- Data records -
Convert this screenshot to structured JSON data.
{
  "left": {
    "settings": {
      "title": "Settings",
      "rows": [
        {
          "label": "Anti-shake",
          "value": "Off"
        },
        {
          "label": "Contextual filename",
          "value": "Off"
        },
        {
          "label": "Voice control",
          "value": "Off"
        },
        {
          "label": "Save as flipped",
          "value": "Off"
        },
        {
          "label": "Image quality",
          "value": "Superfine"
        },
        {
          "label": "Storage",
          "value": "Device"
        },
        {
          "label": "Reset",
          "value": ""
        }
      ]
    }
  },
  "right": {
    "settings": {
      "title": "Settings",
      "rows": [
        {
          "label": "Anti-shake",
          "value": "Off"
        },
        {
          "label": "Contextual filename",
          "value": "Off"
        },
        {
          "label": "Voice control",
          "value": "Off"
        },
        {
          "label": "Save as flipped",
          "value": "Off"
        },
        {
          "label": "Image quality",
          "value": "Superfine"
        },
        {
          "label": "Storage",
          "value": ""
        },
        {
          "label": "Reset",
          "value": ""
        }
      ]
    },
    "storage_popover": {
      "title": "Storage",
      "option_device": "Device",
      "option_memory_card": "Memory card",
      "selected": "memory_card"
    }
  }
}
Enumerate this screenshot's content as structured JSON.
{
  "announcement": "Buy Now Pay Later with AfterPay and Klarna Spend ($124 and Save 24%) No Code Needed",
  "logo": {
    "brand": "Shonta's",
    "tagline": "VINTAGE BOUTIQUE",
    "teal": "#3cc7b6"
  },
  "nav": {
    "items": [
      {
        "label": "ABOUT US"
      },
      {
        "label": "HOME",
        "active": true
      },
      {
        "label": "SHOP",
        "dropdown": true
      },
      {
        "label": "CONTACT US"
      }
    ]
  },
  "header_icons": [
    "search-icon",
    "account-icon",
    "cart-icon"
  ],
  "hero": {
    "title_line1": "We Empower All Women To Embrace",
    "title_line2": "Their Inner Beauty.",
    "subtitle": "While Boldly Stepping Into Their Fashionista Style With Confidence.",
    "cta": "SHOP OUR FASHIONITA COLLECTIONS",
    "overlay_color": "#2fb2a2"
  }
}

- Work to be completed -
Look over the listing above. Pick out and copy every line that includes "structured".

- Exercise response -
Convert this screenshot to structured JSON data.
Enumerate this screenshot's content as structured JSON.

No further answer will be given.